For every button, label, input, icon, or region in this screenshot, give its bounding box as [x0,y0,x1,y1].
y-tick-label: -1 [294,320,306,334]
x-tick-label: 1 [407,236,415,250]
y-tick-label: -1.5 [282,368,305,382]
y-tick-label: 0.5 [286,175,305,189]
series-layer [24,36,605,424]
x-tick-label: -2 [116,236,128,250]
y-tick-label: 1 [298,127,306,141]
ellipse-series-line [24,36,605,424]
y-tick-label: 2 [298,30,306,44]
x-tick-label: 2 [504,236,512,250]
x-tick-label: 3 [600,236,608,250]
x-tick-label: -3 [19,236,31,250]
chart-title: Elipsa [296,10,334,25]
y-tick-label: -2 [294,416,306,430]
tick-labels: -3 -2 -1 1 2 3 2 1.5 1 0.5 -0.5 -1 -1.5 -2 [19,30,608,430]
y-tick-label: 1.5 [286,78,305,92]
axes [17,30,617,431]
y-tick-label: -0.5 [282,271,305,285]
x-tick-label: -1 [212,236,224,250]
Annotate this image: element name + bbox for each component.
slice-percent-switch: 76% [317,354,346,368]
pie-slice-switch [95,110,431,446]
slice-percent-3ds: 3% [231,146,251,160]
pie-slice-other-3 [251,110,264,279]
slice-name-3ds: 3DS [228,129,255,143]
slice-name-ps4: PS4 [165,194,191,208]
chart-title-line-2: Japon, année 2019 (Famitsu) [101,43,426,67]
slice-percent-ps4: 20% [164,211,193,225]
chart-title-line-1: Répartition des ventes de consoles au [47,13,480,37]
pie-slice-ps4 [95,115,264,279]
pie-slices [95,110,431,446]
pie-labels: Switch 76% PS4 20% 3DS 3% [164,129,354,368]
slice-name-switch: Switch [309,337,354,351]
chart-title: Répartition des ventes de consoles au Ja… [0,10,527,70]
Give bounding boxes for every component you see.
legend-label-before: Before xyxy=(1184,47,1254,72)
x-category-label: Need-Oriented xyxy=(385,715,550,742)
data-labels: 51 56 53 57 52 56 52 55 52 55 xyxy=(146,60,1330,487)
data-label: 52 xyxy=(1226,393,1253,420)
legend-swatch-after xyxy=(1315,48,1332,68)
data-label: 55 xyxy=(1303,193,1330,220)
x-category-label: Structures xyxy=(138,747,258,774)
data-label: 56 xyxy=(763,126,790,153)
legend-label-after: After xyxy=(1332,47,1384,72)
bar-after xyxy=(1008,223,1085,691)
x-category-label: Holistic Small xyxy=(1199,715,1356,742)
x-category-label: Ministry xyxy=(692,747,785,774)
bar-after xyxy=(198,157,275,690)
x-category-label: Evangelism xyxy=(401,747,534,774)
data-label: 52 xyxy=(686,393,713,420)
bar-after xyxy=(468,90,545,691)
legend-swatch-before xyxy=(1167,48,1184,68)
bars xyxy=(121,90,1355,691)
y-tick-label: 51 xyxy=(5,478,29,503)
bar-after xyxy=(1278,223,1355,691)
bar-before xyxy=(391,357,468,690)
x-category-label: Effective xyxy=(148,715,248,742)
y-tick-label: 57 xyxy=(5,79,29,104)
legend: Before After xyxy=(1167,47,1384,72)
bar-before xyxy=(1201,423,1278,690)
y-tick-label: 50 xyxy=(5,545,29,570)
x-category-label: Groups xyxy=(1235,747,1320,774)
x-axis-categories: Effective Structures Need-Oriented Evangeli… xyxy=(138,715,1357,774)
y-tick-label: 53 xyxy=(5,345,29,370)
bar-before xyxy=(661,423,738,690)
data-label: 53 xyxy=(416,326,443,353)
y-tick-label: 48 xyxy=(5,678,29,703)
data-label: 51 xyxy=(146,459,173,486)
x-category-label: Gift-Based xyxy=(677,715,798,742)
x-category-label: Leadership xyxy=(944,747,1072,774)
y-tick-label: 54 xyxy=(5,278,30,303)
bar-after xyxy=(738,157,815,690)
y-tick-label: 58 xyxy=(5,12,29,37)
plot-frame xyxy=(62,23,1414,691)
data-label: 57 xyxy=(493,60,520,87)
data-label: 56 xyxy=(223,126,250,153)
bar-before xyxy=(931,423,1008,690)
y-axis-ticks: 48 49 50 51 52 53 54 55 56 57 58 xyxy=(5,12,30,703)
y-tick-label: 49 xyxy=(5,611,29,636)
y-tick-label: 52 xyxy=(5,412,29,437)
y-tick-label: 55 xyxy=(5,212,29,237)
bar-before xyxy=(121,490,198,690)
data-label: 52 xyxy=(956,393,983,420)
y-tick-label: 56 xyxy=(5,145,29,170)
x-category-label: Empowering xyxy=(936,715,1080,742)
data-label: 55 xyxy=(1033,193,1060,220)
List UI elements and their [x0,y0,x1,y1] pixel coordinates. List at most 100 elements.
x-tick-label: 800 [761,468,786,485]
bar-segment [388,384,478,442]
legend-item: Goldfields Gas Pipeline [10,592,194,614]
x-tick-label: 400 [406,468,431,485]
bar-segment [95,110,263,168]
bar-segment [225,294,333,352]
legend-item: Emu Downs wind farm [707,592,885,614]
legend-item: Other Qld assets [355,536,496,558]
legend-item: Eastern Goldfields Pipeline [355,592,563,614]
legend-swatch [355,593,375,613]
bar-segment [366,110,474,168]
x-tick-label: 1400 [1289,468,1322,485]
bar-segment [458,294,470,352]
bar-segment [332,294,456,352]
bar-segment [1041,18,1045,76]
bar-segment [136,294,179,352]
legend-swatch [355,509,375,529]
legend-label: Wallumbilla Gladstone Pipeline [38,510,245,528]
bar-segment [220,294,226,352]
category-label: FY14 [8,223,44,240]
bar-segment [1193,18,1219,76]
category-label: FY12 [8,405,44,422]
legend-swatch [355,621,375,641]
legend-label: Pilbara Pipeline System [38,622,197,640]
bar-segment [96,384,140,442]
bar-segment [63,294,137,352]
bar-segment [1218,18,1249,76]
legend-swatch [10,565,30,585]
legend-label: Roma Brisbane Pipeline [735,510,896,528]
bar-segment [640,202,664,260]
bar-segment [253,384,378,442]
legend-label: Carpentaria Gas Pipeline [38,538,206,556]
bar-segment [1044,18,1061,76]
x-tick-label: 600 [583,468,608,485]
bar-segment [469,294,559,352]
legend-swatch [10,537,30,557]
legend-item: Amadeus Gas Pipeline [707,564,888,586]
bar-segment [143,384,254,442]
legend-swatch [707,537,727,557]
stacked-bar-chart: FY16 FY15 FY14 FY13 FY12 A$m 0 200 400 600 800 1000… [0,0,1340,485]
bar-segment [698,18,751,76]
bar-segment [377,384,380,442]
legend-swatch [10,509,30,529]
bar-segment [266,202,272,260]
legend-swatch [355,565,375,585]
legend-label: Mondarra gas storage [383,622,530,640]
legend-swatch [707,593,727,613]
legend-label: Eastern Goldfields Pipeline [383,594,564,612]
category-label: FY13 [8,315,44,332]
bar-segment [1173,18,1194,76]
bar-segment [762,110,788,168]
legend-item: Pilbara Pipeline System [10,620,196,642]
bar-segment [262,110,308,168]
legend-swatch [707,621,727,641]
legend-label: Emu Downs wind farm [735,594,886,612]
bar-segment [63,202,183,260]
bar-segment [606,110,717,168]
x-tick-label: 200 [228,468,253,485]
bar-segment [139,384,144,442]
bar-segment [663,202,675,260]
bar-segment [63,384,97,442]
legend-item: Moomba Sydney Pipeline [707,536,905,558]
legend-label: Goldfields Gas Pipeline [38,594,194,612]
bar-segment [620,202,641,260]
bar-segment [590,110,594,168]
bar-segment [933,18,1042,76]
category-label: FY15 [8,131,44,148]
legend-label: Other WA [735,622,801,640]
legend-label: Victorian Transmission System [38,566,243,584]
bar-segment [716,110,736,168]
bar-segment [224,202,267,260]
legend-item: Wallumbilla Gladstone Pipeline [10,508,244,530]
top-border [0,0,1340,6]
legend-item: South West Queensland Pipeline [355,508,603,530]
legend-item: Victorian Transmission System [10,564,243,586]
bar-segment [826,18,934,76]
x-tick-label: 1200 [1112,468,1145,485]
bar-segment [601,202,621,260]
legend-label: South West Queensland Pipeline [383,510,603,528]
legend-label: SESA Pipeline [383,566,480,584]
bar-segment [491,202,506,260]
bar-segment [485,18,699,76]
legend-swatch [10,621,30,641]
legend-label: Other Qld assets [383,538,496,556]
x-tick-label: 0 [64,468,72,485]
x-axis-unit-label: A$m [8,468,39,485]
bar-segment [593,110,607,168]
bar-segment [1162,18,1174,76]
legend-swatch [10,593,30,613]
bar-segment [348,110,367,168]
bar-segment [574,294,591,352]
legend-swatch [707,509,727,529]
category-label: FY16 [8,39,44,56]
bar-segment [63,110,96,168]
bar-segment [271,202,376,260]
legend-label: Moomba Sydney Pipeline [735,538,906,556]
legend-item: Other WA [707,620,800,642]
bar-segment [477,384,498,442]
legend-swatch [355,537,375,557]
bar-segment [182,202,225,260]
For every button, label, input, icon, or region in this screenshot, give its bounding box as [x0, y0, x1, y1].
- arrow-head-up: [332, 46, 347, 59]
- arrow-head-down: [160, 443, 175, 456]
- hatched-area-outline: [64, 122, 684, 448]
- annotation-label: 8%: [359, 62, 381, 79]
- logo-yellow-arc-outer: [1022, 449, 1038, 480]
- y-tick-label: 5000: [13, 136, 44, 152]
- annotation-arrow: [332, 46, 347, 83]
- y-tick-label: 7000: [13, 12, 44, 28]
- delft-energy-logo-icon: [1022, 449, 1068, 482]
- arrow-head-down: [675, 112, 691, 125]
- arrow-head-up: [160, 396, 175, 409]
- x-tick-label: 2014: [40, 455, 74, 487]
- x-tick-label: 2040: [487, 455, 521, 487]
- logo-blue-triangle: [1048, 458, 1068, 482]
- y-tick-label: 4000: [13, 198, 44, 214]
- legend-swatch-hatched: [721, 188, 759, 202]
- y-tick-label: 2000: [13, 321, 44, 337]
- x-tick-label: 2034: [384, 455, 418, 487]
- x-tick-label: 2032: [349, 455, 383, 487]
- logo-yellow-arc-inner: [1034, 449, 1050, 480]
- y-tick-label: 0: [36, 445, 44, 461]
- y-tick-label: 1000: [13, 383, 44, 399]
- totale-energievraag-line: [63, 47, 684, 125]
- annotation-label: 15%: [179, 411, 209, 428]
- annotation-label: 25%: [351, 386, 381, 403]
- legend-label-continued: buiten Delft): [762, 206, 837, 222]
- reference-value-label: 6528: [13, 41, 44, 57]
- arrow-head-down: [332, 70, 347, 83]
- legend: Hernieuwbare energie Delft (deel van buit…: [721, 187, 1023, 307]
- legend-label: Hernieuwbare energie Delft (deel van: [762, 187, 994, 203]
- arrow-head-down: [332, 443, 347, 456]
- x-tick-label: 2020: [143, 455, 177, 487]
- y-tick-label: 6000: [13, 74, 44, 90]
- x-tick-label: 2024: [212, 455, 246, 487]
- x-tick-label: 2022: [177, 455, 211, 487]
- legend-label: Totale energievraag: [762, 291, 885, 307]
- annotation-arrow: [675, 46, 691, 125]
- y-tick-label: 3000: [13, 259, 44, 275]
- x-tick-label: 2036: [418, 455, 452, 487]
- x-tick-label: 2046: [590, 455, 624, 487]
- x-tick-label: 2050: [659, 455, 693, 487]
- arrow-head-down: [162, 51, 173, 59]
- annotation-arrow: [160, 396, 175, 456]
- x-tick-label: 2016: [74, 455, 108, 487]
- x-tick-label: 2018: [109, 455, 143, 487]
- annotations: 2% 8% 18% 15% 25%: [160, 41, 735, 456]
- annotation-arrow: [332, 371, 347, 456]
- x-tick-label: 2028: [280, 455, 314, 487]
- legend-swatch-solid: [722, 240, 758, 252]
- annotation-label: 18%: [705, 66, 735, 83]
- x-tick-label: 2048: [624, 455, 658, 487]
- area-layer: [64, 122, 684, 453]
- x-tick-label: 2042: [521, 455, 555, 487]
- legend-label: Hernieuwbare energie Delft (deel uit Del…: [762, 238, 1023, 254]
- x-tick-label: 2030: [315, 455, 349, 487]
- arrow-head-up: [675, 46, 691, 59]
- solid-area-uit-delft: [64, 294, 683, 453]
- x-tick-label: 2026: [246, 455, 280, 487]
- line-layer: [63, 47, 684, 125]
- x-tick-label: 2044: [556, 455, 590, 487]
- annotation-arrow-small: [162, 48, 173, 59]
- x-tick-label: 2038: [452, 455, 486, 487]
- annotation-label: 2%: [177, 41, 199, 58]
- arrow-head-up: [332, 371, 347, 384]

━━━━

Consigne: Modifiez les enregistrements depuis le début jusqu'à la ligne contenant « chart-title-line-1: Répartition des » incluse, en remplaçant « y-tick-label » par « y-axis-label » sans rien changer d'autre.

Réponse correcte:
For every button, label, input, icon, or region in this screenshot, give its bounding box as [x0,y0,x1,y1].
y-axis-label: -1 [294,320,306,334]
x-tick-label: 1 [407,236,415,250]
y-axis-label: -1.5 [282,368,305,382]
y-axis-label: 0.5 [286,175,305,189]
series-layer [24,36,605,424]
x-tick-label: -2 [116,236,128,250]
y-axis-label: 1 [298,127,306,141]
ellipse-series-line [24,36,605,424]
y-axis-label: 2 [298,30,306,44]
x-tick-label: 2 [504,236,512,250]
x-tick-label: 3 [600,236,608,250]
x-tick-label: -3 [19,236,31,250]
chart-title: Elipsa [296,10,334,25]
y-axis-label: -2 [294,416,306,430]
tick-labels: -3 -2 -1 1 2 3 2 1.5 1 0.5 -0.5 -1 -1.5 -2 [19,30,608,430]
y-axis-label: 1.5 [286,78,305,92]
axes [17,30,617,431]
y-axis-label: -0.5 [282,271,305,285]
x-tick-label: -1 [212,236,224,250]
Annotate this image: element name + bbox for each component.
slice-percent-switch: 76% [317,354,346,368]
pie-slice-switch [95,110,431,446]
slice-percent-3ds: 3% [231,146,251,160]
pie-slice-other-3 [251,110,264,279]
slice-name-3ds: 3DS [228,129,255,143]
slice-name-ps4: PS4 [165,194,191,208]
chart-title-line-2: Japon, année 2019 (Famitsu) [101,43,426,67]
slice-percent-ps4: 20% [164,211,193,225]
chart-title-line-1: Répartition des ventes de consoles au [47,13,480,37]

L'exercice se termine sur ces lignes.